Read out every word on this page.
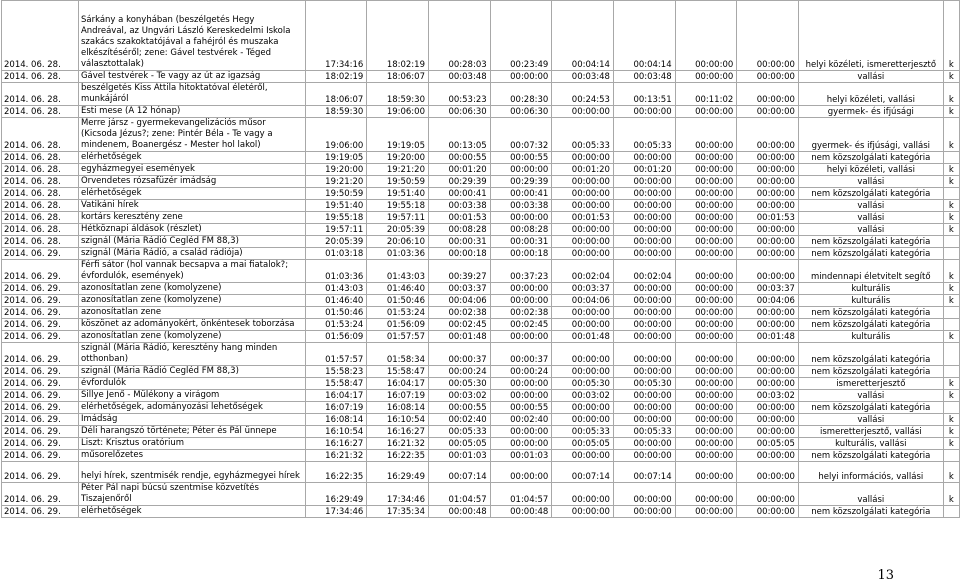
2014. 06. 28.	Sárkány a konyhában (beszélgetés Hegy Andreával, az Ungvári László Kereskedelmi Iskola szakács szakoktatójával a fahéjról és muszaka elkészítéséről; zene: Gável testvérek - Téged választottalak)	17:34:16	18:02:19	00:28:03	00:23:49	00:04:14	00:04:14	00:00:00	00:00:00	helyi közéleti, ismeretterjesztő	k
2014. 06. 28.	Gável testvérek - Te vagy az út az igazság	18:02:19	18:06:07	00:03:48	00:00:00	00:03:48	00:03:48	00:00:00	00:00:00	vallási	k
2014. 06. 28.	beszélgetés Kiss Attila hitoktatóval életéről, munkájáról	18:06:07	18:59:30	00:53:23	00:28:30	00:24:53	00:13:51	00:11:02	00:00:00	helyi közéleti, vallási	k
2014. 06. 28.	Esti mese (A 12 hónap)	18:59:30	19:06:00	00:06:30	00:06:30	00:00:00	00:00:00	00:00:00	00:00:00	gyermek- és ifjúsági	k
2014. 06. 28.	Merre jársz - gyermekevangelizációs műsor (Kicsoda Jézus?; zene: Pintér Béla - Te vagy a mindenem, Boanergész - Mester hol lakol)	19:06:00	19:19:05	00:13:05	00:07:32	00:05:33	00:05:33	00:00:00	00:00:00	gyermek- és ifjúsági, vallási	k
2014. 06. 28.	elérhetőségek	19:19:05	19:20:00	00:00:55	00:00:55	00:00:00	00:00:00	00:00:00	00:00:00	nem közszolgálati kategória	
2014. 06. 28.	egyházmegyei események	19:20:00	19:21:20	00:01:20	00:00:00	00:01:20	00:01:20	00:00:00	00:00:00	helyi közéleti, vallási	k
2014. 06. 28.	Örvendetes rózsafüzér imádság	19:21:20	19:50:59	00:29:39	00:29:39	00:00:00	00:00:00	00:00:00	00:00:00	vallási	k
2014. 06. 28.	elérhetőségek	19:50:59	19:51:40	00:00:41	00:00:41	00:00:00	00:00:00	00:00:00	00:00:00	nem közszolgálati kategória	
2014. 06. 28.	Vatikáni hírek	19:51:40	19:55:18	00:03:38	00:03:38	00:00:00	00:00:00	00:00:00	00:00:00	vallási	k
2014. 06. 28.	kortárs keresztény zene	19:55:18	19:57:11	00:01:53	00:00:00	00:01:53	00:00:00	00:00:00	00:01:53	vallási	k
2014. 06. 28.	Hétköznapi áldások (részlet)	19:57:11	20:05:39	00:08:28	00:08:28	00:00:00	00:00:00	00:00:00	00:00:00	vallási	k
2014. 06. 28.	szignál (Mária Rádió Cegléd FM 88,3)	20:05:39	20:06:10	00:00:31	00:00:31	00:00:00	00:00:00	00:00:00	00:00:00	nem közszolgálati kategória	
2014. 06. 29.	szignál (Mária Rádió, a család rádiója)	01:03:18	01:03:36	00:00:18	00:00:18	00:00:00	00:00:00	00:00:00	00:00:00	nem közszolgálati kategória	
2014. 06. 29.	Férfi sátor (hol vannak becsapva a mai fiatalok?; évfordulók, események)	01:03:36	01:43:03	00:39:27	00:37:23	00:02:04	00:02:04	00:00:00	00:00:00	mindennapi életvitelt segítő	k
2014. 06. 29.	azonosítatlan zene (komolyzene)	01:43:03	01:46:40	00:03:37	00:00:00	00:03:37	00:00:00	00:00:00	00:03:37	kulturális	k
2014. 06. 29.	azonosítatlan zene (komolyzene)	01:46:40	01:50:46	00:04:06	00:00:00	00:04:06	00:00:00	00:00:00	00:04:06	kulturális	k
2014. 06. 29.	azonosítatlan zene	01:50:46	01:53:24	00:02:38	00:02:38	00:00:00	00:00:00	00:00:00	00:00:00	nem közszolgálati kategória	
2014. 06. 29.	köszönet az adományokért, önkéntesek toborzása	01:53:24	01:56:09	00:02:45	00:02:45	00:00:00	00:00:00	00:00:00	00:00:00	nem közszolgálati kategória	
2014. 06. 29.	azonosítatlan zene (komolyzene)	01:56:09	01:57:57	00:01:48	00:00:00	00:01:48	00:00:00	00:00:00	00:01:48	kulturális	k
2014. 06. 29.	szignál (Mária Rádió, keresztény hang minden otthonban)	01:57:57	01:58:34	00:00:37	00:00:37	00:00:00	00:00:00	00:00:00	00:00:00	nem közszolgálati kategória	
2014. 06. 29.	szignál (Mária Rádió Cegléd FM 88,3)	15:58:23	15:58:47	00:00:24	00:00:24	00:00:00	00:00:00	00:00:00	00:00:00	nem közszolgálati kategória	
2014. 06. 29.	évfordulók	15:58:47	16:04:17	00:05:30	00:00:00	00:05:30	00:05:30	00:00:00	00:00:00	ismeretterjesztő	k
2014. 06. 29.	Sillye Jenő - Mülékony a virágom	16:04:17	16:07:19	00:03:02	00:00:00	00:03:02	00:00:00	00:00:00	00:03:02	vallási	k
2014. 06. 29.	elérhetőségek, adományozási lehetőségek	16:07:19	16:08:14	00:00:55	00:00:55	00:00:00	00:00:00	00:00:00	00:00:00	nem közszolgálati kategória	
2014. 06. 29.	Imádság	16:08:14	16:10:54	00:02:40	00:02:40	00:00:00	00:00:00	00:00:00	00:00:00	vallási	k
2014. 06. 29.	Déli harangszó története; Péter és Pál ünnepe	16:10:54	16:16:27	00:05:33	00:00:00	00:05:33	00:05:33	00:00:00	00:00:00	ismeretterjesztő, vallási	k
2014. 06. 29.	Liszt: Krisztus oratórium	16:16:27	16:21:32	00:05:05	00:00:00	00:05:05	00:00:00	00:00:00	00:05:05	kulturális, vallási	k
2014. 06. 29.	műsorelőzetes	16:21:32	16:22:35	00:01:03	00:01:03	00:00:00	00:00:00	00:00:00	00:00:00	nem közszolgálati kategória	
2014. 06. 29.	helyi hírek, szentmisék rendje, egyházmegyei hírek	16:22:35	16:29:49	00:07:14	00:00:00	00:07:14	00:07:14	00:00:00	00:00:00	helyi információs, vallási	k
2014. 06. 29.	Péter Pál napi búcsú szentmise közvetítés Tiszajenőről	16:29:49	17:34:46	01:04:57	01:04:57	00:00:00	00:00:00	00:00:00	00:00:00	vallási	k
2014. 06. 29.	elérhetőségek	17:34:46	17:35:34	00:00:48	00:00:48	00:00:00	00:00:00	00:00:00	00:00:00	nem közszolgálati kategória	
13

Stated problem:
Repeat everything in the records precisely. Images are excluded from the copy.

Exercise answer:
Read out every word on this page.
2014. 06. 28.	Sárkány a konyhában (beszélgetés Hegy Andreával, az Ungvári László Kereskedelmi Iskola szakács szakoktatójával a fahéjról és muszaka elkészítéséről; zene: Gável testvérek - Téged választottalak)	17:34:16	18:02:19	00:28:03	00:23:49	00:04:14	00:04:14	00:00:00	00:00:00	helyi közéleti, ismeretterjesztő	k
2014. 06. 28.	Gável testvérek - Te vagy az út az igazság	18:02:19	18:06:07	00:03:48	00:00:00	00:03:48	00:03:48	00:00:00	00:00:00	vallási	k
2014. 06. 28.	beszélgetés Kiss Attila hitoktatóval életéről, munkájáról	18:06:07	18:59:30	00:53:23	00:28:30	00:24:53	00:13:51	00:11:02	00:00:00	helyi közéleti, vallási	k
2014. 06. 28.	Esti mese (A 12 hónap)	18:59:30	19:06:00	00:06:30	00:06:30	00:00:00	00:00:00	00:00:00	00:00:00	gyermek- és ifjúsági	k
2014. 06. 28.	Merre jársz - gyermekevangelizációs műsor (Kicsoda Jézus?; zene: Pintér Béla - Te vagy a mindenem, Boanergész - Mester hol lakol)	19:06:00	19:19:05	00:13:05	00:07:32	00:05:33	00:05:33	00:00:00	00:00:00	gyermek- és ifjúsági, vallási	k
2014. 06. 28.	elérhetőségek	19:19:05	19:20:00	00:00:55	00:00:55	00:00:00	00:00:00	00:00:00	00:00:00	nem közszolgálati kategória	
2014. 06. 28.	egyházmegyei események	19:20:00	19:21:20	00:01:20	00:00:00	00:01:20	00:01:20	00:00:00	00:00:00	helyi közéleti, vallási	k
2014. 06. 28.	Örvendetes rózsafüzér imádság	19:21:20	19:50:59	00:29:39	00:29:39	00:00:00	00:00:00	00:00:00	00:00:00	vallási	k
2014. 06. 28.	elérhetőségek	19:50:59	19:51:40	00:00:41	00:00:41	00:00:00	00:00:00	00:00:00	00:00:00	nem közszolgálati kategória	
2014. 06. 28.	Vatikáni hírek	19:51:40	19:55:18	00:03:38	00:03:38	00:00:00	00:00:00	00:00:00	00:00:00	vallási	k
2014. 06. 28.	kortárs keresztény zene	19:55:18	19:57:11	00:01:53	00:00:00	00:01:53	00:00:00	00:00:00	00:01:53	vallási	k
2014. 06. 28.	Hétköznapi áldások (részlet)	19:57:11	20:05:39	00:08:28	00:08:28	00:00:00	00:00:00	00:00:00	00:00:00	vallási	k
2014. 06. 28.	szignál (Mária Rádió Cegléd FM 88,3)	20:05:39	20:06:10	00:00:31	00:00:31	00:00:00	00:00:00	00:00:00	00:00:00	nem közszolgálati kategória	
2014. 06. 29.	szignál (Mária Rádió, a család rádiója)	01:03:18	01:03:36	00:00:18	00:00:18	00:00:00	00:00:00	00:00:00	00:00:00	nem közszolgálati kategória	
2014. 06. 29.	Férfi sátor (hol vannak becsapva a mai fiatalok?; évfordulók, események)	01:03:36	01:43:03	00:39:27	00:37:23	00:02:04	00:02:04	00:00:00	00:00:00	mindennapi életvitelt segítő	k
2014. 06. 29.	azonosítatlan zene (komolyzene)	01:43:03	01:46:40	00:03:37	00:00:00	00:03:37	00:00:00	00:00:00	00:03:37	kulturális	k
2014. 06. 29.	azonosítatlan zene (komolyzene)	01:46:40	01:50:46	00:04:06	00:00:00	00:04:06	00:00:00	00:00:00	00:04:06	kulturális	k
2014. 06. 29.	azonosítatlan zene	01:50:46	01:53:24	00:02:38	00:02:38	00:00:00	00:00:00	00:00:00	00:00:00	nem közszolgálati kategória	
2014. 06. 29.	köszönet az adományokért, önkéntesek toborzása	01:53:24	01:56:09	00:02:45	00:02:45	00:00:00	00:00:00	00:00:00	00:00:00	nem közszolgálati kategória	
2014. 06. 29.	azonosítatlan zene (komolyzene)	01:56:09	01:57:57	00:01:48	00:00:00	00:01:48	00:00:00	00:00:00	00:01:48	kulturális	k
2014. 06. 29.	szignál (Mária Rádió, keresztény hang minden otthonban)	01:57:57	01:58:34	00:00:37	00:00:37	00:00:00	00:00:00	00:00:00	00:00:00	nem közszolgálati kategória	
2014. 06. 29.	szignál (Mária Rádió Cegléd FM 88,3)	15:58:23	15:58:47	00:00:24	00:00:24	00:00:00	00:00:00	00:00:00	00:00:00	nem közszolgálati kategória	
2014. 06. 29.	évfordulók	15:58:47	16:04:17	00:05:30	00:00:00	00:05:30	00:05:30	00:00:00	00:00:00	ismeretterjesztő	k
2014. 06. 29.	Sillye Jenő - Mülékony a virágom	16:04:17	16:07:19	00:03:02	00:00:00	00:03:02	00:00:00	00:00:00	00:03:02	vallási	k
2014. 06. 29.	elérhetőségek, adományozási lehetőségek	16:07:19	16:08:14	00:00:55	00:00:55	00:00:00	00:00:00	00:00:00	00:00:00	nem közszolgálati kategória	
2014. 06. 29.	Imádság	16:08:14	16:10:54	00:02:40	00:02:40	00:00:00	00:00:00	00:00:00	00:00:00	vallási	k
2014. 06. 29.	Déli harangszó története; Péter és Pál ünnepe	16:10:54	16:16:27	00:05:33	00:00:00	00:05:33	00:05:33	00:00:00	00:00:00	ismeretterjesztő, vallási	k
2014. 06. 29.	Liszt: Krisztus oratórium	16:16:27	16:21:32	00:05:05	00:00:00	00:05:05	00:00:00	00:00:00	00:05:05	kulturális, vallási	k
2014. 06. 29.	műsorelőzetes	16:21:32	16:22:35	00:01:03	00:01:03	00:00:00	00:00:00	00:00:00	00:00:00	nem közszolgálati kategória	
2014. 06. 29.	helyi hírek, szentmisék rendje, egyházmegyei hírek	16:22:35	16:29:49	00:07:14	00:00:00	00:07:14	00:07:14	00:00:00	00:00:00	helyi információs, vallási	k
2014. 06. 29.	Péter Pál napi búcsú szentmise közvetítés Tiszajenőről	16:29:49	17:34:46	01:04:57	01:04:57	00:00:00	00:00:00	00:00:00	00:00:00	vallási	k
2014. 06. 29.	elérhetőségek	17:34:46	17:35:34	00:00:48	00:00:48	00:00:00	00:00:00	00:00:00	00:00:00	nem közszolgálati kategória	
13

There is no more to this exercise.